◆ **Exercise description**:
Examine the records and identify each line that includes the string "tracer". Copy those lines.

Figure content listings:
"""
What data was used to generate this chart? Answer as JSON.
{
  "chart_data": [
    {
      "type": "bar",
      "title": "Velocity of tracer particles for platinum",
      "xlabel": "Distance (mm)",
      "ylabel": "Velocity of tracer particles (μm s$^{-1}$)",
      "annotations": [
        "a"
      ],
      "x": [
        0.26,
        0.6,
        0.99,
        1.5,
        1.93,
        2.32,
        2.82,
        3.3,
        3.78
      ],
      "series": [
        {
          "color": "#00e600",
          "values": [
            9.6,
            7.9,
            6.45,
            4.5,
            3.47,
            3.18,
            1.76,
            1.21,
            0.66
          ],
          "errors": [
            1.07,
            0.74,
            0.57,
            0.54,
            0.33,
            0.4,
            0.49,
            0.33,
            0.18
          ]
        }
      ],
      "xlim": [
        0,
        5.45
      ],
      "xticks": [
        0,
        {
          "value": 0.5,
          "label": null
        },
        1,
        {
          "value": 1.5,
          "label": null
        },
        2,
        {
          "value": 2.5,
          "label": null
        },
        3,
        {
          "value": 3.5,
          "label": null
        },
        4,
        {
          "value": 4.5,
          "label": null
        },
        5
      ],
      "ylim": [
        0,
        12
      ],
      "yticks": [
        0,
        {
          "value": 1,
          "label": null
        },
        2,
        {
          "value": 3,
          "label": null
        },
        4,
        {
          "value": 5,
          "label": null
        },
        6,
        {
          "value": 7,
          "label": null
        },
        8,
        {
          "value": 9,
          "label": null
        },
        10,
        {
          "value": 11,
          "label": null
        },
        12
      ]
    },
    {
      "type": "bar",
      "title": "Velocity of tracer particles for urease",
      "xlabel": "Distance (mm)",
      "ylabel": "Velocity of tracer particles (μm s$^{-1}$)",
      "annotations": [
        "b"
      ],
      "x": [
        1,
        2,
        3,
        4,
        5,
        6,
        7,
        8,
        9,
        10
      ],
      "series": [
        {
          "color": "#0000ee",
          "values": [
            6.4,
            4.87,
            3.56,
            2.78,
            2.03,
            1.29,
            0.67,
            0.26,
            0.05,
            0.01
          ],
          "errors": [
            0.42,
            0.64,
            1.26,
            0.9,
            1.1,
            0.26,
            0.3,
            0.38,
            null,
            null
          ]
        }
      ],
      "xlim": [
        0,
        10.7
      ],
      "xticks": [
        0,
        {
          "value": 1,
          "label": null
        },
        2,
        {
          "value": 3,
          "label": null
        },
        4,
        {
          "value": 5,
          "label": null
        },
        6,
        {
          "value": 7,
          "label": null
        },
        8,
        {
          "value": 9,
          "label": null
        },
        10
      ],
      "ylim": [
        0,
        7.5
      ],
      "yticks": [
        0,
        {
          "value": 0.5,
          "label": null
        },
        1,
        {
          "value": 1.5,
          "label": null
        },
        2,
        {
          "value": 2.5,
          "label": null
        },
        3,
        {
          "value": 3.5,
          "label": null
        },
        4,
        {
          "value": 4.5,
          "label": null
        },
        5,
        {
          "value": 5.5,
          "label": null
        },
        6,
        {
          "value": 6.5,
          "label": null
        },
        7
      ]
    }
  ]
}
"""
◆ **Answer below**:
      "title": "Velocity of tracer particles for platinum",
      "ylabel": "Velocity of tracer particles (μm s$^{-1}$)",
      "title": "Velocity of tracer particles for urease",
      "ylabel": "Velocity of tracer particles (μm s$^{-1}$)",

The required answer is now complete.